• Exercise
The entries below are to be repeated exactly as they stand.

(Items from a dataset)
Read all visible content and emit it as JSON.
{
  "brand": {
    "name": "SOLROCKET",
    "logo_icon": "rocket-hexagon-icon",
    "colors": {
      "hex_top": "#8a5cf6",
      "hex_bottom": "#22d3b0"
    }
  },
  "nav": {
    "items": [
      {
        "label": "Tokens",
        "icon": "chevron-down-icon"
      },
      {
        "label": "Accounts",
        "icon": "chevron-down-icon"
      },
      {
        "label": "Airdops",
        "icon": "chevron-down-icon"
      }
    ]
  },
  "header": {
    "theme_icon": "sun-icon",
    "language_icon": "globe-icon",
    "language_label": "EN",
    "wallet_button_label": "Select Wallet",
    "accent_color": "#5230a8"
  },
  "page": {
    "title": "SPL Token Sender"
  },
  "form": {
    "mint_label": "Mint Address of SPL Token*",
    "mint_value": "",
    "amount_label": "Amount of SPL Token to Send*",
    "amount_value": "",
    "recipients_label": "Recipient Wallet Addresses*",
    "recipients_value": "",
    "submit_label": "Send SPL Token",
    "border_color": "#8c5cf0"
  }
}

• Task response
Read all visible content and emit it as JSON.
{
  "brand": {
    "name": "SOLROCKET",
    "logo_icon": "rocket-hexagon-icon",
    "colors": {
      "hex_top": "#8a5cf6",
      "hex_bottom": "#22d3b0"
    }
  },
  "nav": {
    "items": [
      {
        "label": "Tokens",
        "icon": "chevron-down-icon"
      },
      {
        "label": "Accounts",
        "icon": "chevron-down-icon"
      },
      {
        "label": "Airdops",
        "icon": "chevron-down-icon"
      }
    ]
  },
  "header": {
    "theme_icon": "sun-icon",
    "language_icon": "globe-icon",
    "language_label": "EN",
    "wallet_button_label": "Select Wallet",
    "accent_color": "#5230a8"
  },
  "page": {
    "title": "SPL Token Sender"
  },
  "form": {
    "mint_label": "Mint Address of SPL Token*",
    "mint_value": "",
    "amount_label": "Amount of SPL Token to Send*",
    "amount_value": "",
    "recipients_label": "Recipient Wallet Addresses*",
    "recipients_value": "",
    "submit_label": "Send SPL Token",
    "border_color": "#8c5cf0"
  }
}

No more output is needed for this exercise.